Authentische Elternschaft

Es gibt keine Mama von der Stange. Nichts, was eine Mama auf jeden Fall tun muss, mit Ausnahme von der bedingungslosen Liebe. Ob man seinem Kind seine Liebe zur Struktur vermittelt oder seine Liebe zum kreativen Chaos, mit ihm backt oder matscht, hingebungsvoll bastelt oder sich laut austobt oder von allem ein bisschen – nichts davon muss, aber alles kann.

Je nachdem, was die Mama als Mensch mitbringt. Denn wenn ich etwas wirklich aufrichtig glaube, dann ist es: Elternschaft funktioniert nur authentisch. Wenn wir zu viel überlegen und konstruieren, wird das ein verkrampftes und schreckliches Projekt statt einer Beziehung. Damit meine ich nicht, dass man sich nicht entwickeln sollte. Aber man sollte ehrlich mit seinen Stärken und Schwächen umgehen und auch ehrlich sagen, wenn einem etwas einfach keinen Spaß bringt. Deswegen ist man keineswegs weniger Mama, sondern schlicht ein ehrliches Gegenüber für sein Kind, was hierdurch lernt: Ich darf etwas nicht gut finden und nicht machen. Das macht Mama nämlich auch.

Warum wollen wir unterscheiden?

[AUFGABEN UND ÜBUNGEN]
1. Übersetze den folgenden Satz aus dem Text über authentische Elternschaft ins Englische: „Wenn wir zu viel überlegen und konstruieren, wird das ein verkrampftes und schreckliches Projekt statt einer Beziehung.“
2. Gib aus dem Text über authentische Elternschaft wortgetreu alles von „Je nachdem, was“ bis hinunter zu „Mama nämlich auch.“ wieder.

[BEREITGESTELLTES MATERIAL]
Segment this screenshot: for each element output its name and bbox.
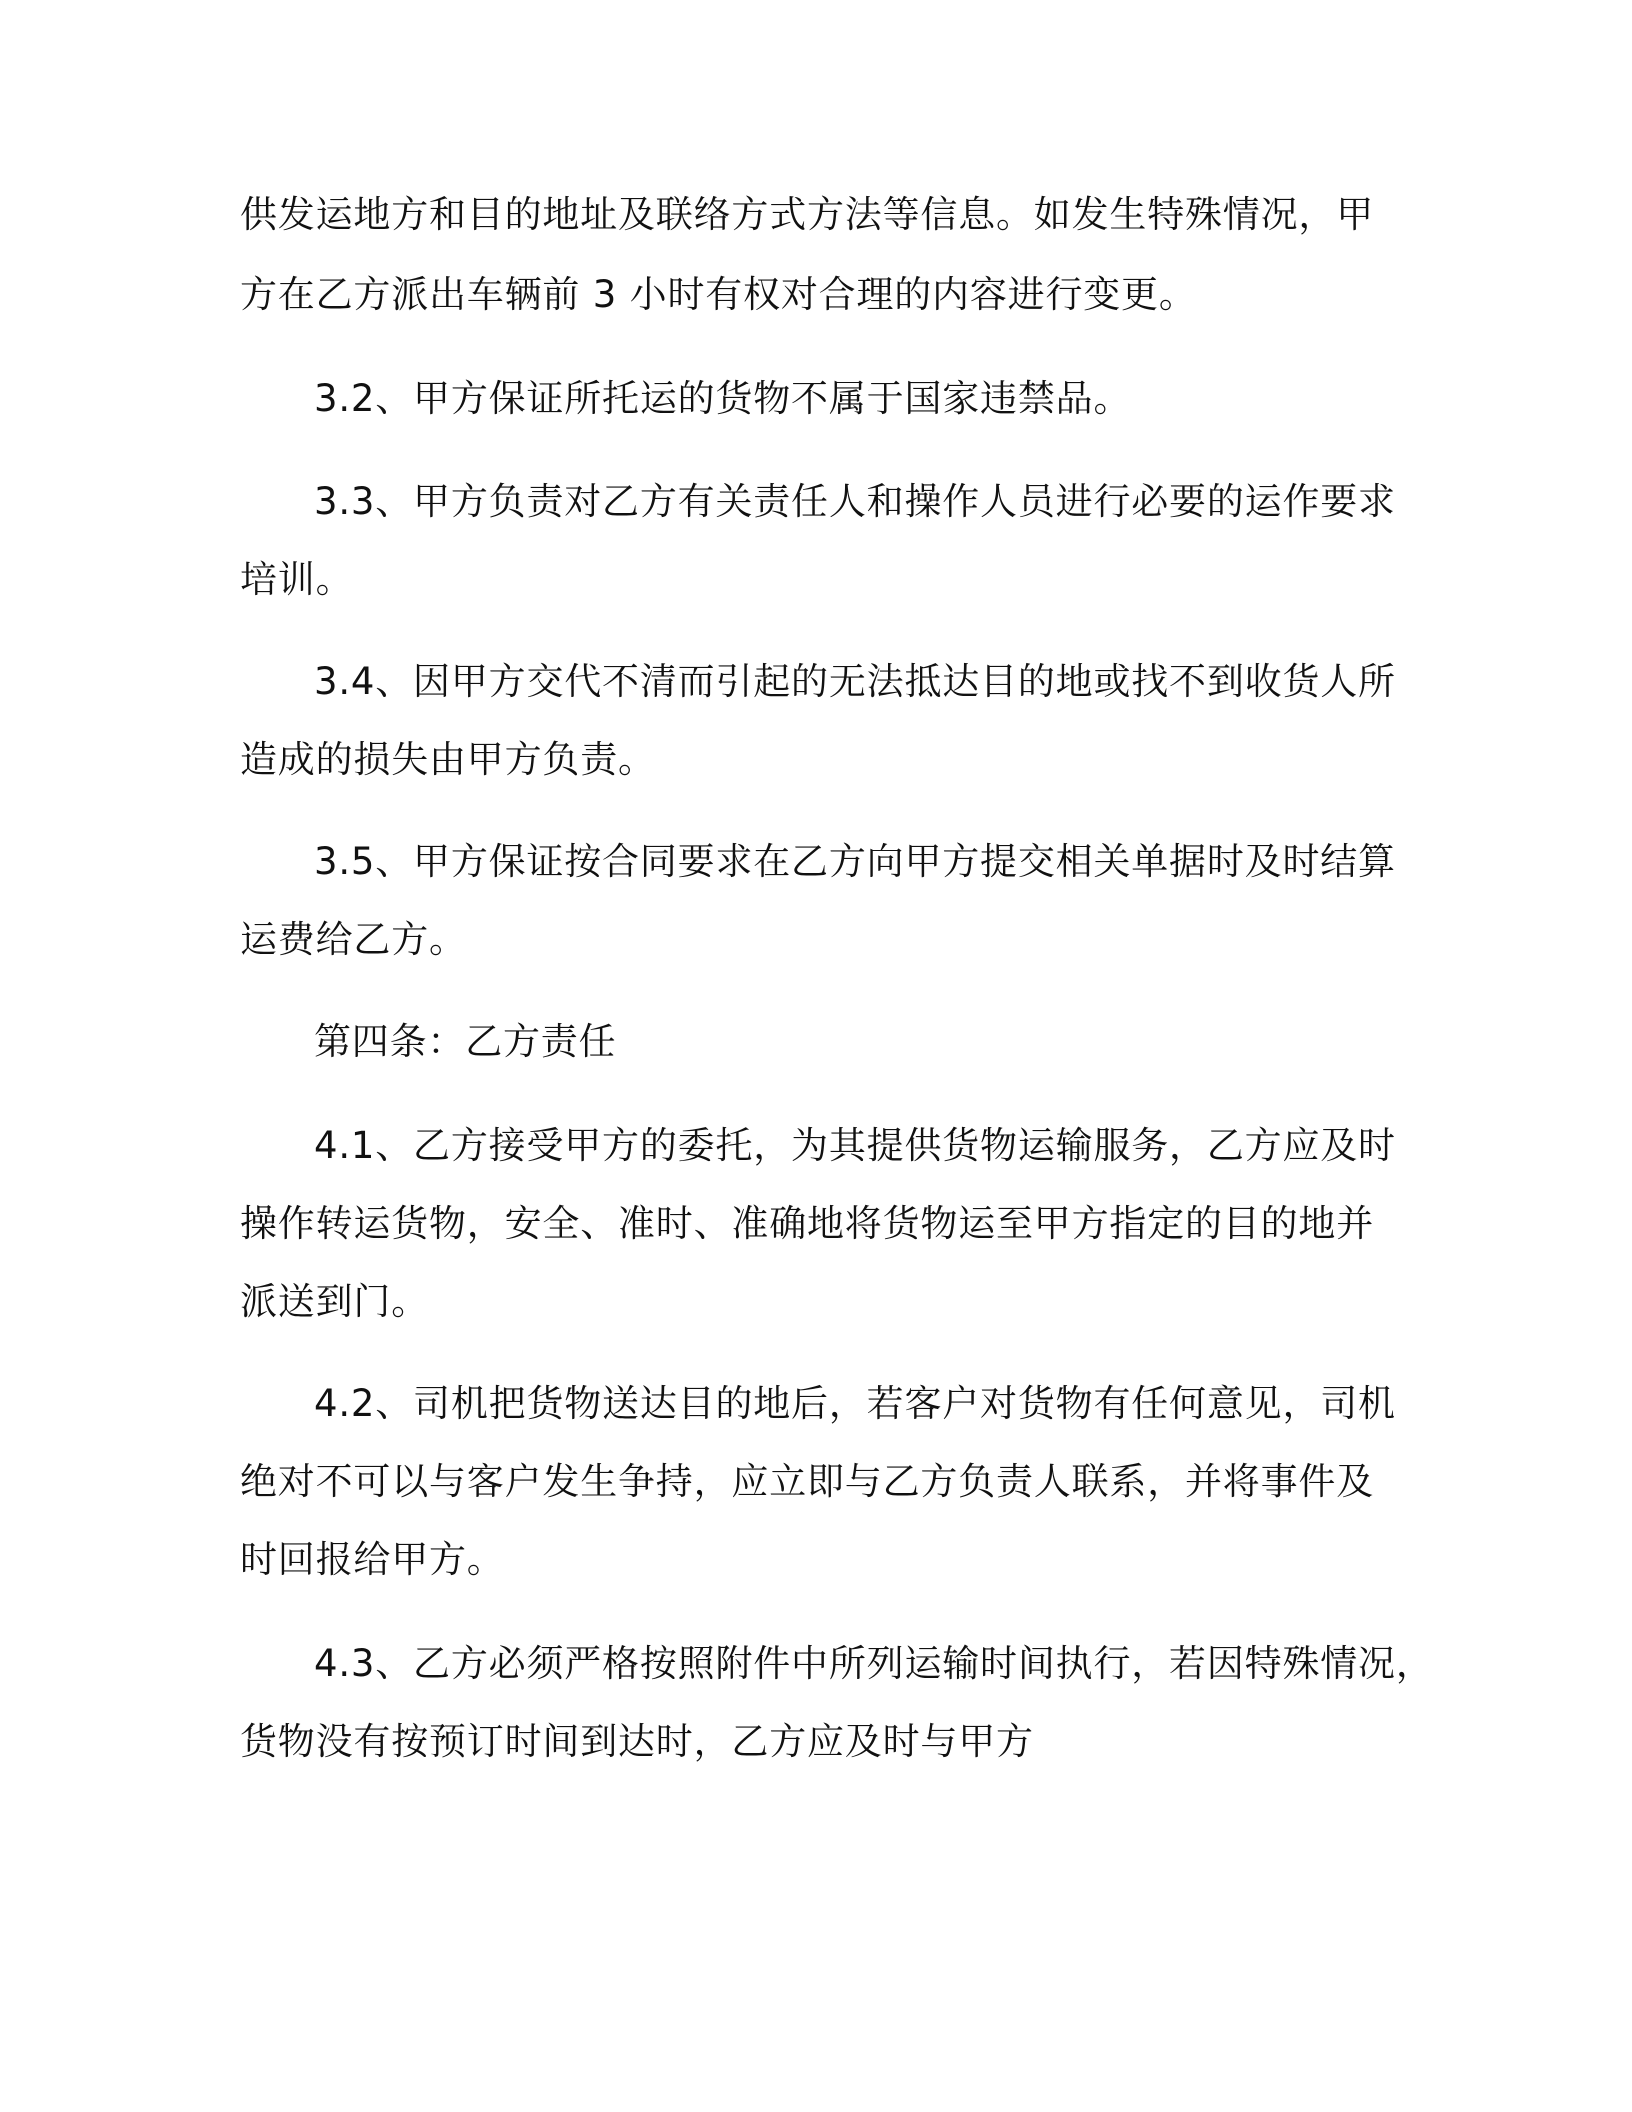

[LÖSUNGEN]
1. If we think and construct too much, it becomes a tense and terrible project instead of a relationship.

2.
Je nachdem, was die Mama als Mensch mitbringt. Denn wenn ich etwas wirklich aufrichtig glaube, dann ist es: Elternschaft funktioniert nur authentisch. Wenn wir zu viel überlegen und konstruieren, wird das ein verkrampftes und schreckliches Projekt statt einer Beziehung. Damit meine ich nicht, dass man sich nicht entwickeln sollte. Aber man sollte ehrlich mit seinen Stärken und Schwächen umgehen und auch ehrlich sagen, wenn einem etwas einfach keinen Spaß bringt. Deswegen ist man keineswegs weniger Mama, sondern schlicht ein ehrliches Gegenüber für sein Kind, was hierdurch lernt: Ich darf etwas nicht gut finden und nicht machen. Das macht Mama nämlich auch.